EXERCISE DESCRIPTION: The listing below is to be output in its exact form.

____

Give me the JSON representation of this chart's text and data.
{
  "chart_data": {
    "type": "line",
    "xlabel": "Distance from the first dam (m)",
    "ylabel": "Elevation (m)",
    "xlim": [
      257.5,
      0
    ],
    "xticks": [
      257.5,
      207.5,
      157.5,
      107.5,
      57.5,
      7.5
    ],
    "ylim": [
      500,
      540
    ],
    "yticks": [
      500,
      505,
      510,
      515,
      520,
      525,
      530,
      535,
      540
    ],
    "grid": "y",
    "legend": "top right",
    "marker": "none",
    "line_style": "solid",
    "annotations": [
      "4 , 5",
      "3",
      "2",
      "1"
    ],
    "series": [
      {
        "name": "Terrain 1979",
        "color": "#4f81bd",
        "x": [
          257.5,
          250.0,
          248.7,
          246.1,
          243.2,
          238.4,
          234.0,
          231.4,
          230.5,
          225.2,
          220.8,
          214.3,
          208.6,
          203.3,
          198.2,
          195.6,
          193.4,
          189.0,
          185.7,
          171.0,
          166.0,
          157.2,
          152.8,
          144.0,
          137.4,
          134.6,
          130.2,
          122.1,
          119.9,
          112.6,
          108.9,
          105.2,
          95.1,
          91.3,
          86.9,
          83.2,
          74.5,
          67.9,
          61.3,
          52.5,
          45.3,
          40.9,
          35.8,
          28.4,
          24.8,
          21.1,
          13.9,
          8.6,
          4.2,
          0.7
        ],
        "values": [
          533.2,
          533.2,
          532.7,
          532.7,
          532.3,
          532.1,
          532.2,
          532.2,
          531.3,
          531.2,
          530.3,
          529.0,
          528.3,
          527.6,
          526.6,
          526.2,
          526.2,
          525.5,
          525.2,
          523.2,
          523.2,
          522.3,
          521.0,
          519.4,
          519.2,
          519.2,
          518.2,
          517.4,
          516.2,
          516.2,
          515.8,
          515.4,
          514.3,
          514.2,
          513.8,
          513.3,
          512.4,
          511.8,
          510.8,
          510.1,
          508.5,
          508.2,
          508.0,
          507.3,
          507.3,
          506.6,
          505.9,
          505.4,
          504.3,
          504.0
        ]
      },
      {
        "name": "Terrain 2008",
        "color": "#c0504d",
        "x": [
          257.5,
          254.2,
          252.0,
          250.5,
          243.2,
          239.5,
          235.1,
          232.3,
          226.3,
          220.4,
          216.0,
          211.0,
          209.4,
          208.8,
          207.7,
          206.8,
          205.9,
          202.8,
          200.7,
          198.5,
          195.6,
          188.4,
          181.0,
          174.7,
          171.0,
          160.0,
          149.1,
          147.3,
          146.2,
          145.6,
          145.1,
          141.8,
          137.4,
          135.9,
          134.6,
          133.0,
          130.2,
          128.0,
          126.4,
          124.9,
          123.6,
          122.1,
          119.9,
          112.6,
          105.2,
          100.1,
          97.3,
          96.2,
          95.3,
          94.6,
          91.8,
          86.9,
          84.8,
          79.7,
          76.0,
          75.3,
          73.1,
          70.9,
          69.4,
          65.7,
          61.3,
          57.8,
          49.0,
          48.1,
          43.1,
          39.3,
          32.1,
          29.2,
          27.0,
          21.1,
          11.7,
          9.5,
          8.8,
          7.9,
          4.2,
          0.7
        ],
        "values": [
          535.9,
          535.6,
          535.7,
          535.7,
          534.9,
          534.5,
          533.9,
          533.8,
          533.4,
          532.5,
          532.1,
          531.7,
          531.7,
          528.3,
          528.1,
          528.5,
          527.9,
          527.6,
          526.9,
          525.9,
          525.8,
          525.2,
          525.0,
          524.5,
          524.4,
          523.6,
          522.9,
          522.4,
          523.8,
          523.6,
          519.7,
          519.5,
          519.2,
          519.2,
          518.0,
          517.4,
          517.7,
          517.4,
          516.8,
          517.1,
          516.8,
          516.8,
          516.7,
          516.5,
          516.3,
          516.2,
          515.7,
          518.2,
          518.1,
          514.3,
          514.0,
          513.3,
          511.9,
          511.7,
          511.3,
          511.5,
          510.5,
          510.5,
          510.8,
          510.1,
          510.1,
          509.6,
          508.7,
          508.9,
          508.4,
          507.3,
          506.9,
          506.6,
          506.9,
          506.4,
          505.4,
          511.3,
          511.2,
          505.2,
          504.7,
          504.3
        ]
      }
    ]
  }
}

____

OUTPUT:
Give me the JSON representation of this chart's text and data.
{
  "chart_data": {
    "type": "line",
    "xlabel": "Distance from the first dam (m)",
    "ylabel": "Elevation (m)",
    "xlim": [
      257.5,
      0
    ],
    "xticks": [
      257.5,
      207.5,
      157.5,
      107.5,
      57.5,
      7.5
    ],
    "ylim": [
      500,
      540
    ],
    "yticks": [
      500,
      505,
      510,
      515,
      520,
      525,
      530,
      535,
      540
    ],
    "grid": "y",
    "legend": "top right",
    "marker": "none",
    "line_style": "solid",
    "annotations": [
      "4 , 5",
      "3",
      "2",
      "1"
    ],
    "series": [
      {
        "name": "Terrain 1979",
        "color": "#4f81bd",
        "x": [
          257.5,
          250.0,
          248.7,
          246.1,
          243.2,
          238.4,
          234.0,
          231.4,
          230.5,
          225.2,
          220.8,
          214.3,
          208.6,
          203.3,
          198.2,
          195.6,
          193.4,
          189.0,
          185.7,
          171.0,
          166.0,
          157.2,
          152.8,
          144.0,
          137.4,
          134.6,
          130.2,
          122.1,
          119.9,
          112.6,
          108.9,
          105.2,
          95.1,
          91.3,
          86.9,
          83.2,
          74.5,
          67.9,
          61.3,
          52.5,
          45.3,
          40.9,
          35.8,
          28.4,
          24.8,
          21.1,
          13.9,
          8.6,
          4.2,
          0.7
        ],
        "values": [
          533.2,
          533.2,
          532.7,
          532.7,
          532.3,
          532.1,
          532.2,
          532.2,
          531.3,
          531.2,
          530.3,
          529.0,
          528.3,
          527.6,
          526.6,
          526.2,
          526.2,
          525.5,
          525.2,
          523.2,
          523.2,
          522.3,
          521.0,
          519.4,
          519.2,
          519.2,
          518.2,
          517.4,
          516.2,
          516.2,
          515.8,
          515.4,
          514.3,
          514.2,
          513.8,
          513.3,
          512.4,
          511.8,
          510.8,
          510.1,
          508.5,
          508.2,
          508.0,
          507.3,
          507.3,
          506.6,
          505.9,
          505.4,
          504.3,
          504.0
        ]
      },
      {
        "name": "Terrain 2008",
        "color": "#c0504d",
        "x": [
          257.5,
          254.2,
          252.0,
          250.5,
          243.2,
          239.5,
          235.1,
          232.3,
          226.3,
          220.4,
          216.0,
          211.0,
          209.4,
          208.8,
          207.7,
          206.8,
          205.9,
          202.8,
          200.7,
          198.5,
          195.6,
          188.4,
          181.0,
          174.7,
          171.0,
          160.0,
          149.1,
          147.3,
          146.2,
          145.6,
          145.1,
          141.8,
          137.4,
          135.9,
          134.6,
          133.0,
          130.2,
          128.0,
          126.4,
          124.9,
          123.6,
          122.1,
          119.9,
          112.6,
          105.2,
          100.1,
          97.3,
          96.2,
          95.3,
          94.6,
          91.8,
          86.9,
          84.8,
          79.7,
          76.0,
          75.3,
          73.1,
          70.9,
          69.4,
          65.7,
          61.3,
          57.8,
          49.0,
          48.1,
          43.1,
          39.3,
          32.1,
          29.2,
          27.0,
          21.1,
          11.7,
          9.5,
          8.8,
          7.9,
          4.2,
          0.7
        ],
        "values": [
          535.9,
          535.6,
          535.7,
          535.7,
          534.9,
          534.5,
          533.9,
          533.8,
          533.4,
          532.5,
          532.1,
          531.7,
          531.7,
          528.3,
          528.1,
          528.5,
          527.9,
          527.6,
          526.9,
          525.9,
          525.8,
          525.2,
          525.0,
          524.5,
          524.4,
          523.6,
          522.9,
          522.4,
          523.8,
          523.6,
          519.7,
          519.5,
          519.2,
          519.2,
          518.0,
          517.4,
          517.7,
          517.4,
          516.8,
          517.1,
          516.8,
          516.8,
          516.7,
          516.5,
          516.3,
          516.2,
          515.7,
          518.2,
          518.1,
          514.3,
          514.0,
          513.3,
          511.9,
          511.7,
          511.3,
          511.5,
          510.5,
          510.5,
          510.8,
          510.1,
          510.1,
          509.6,
          508.7,
          508.9,
          508.4,
          507.3,
          506.9,
          506.6,
          506.9,
          506.4,
          505.4,
          511.3,
          511.2,
          505.2,
          504.7,
          504.3
        ]
      }
    ]
  }
}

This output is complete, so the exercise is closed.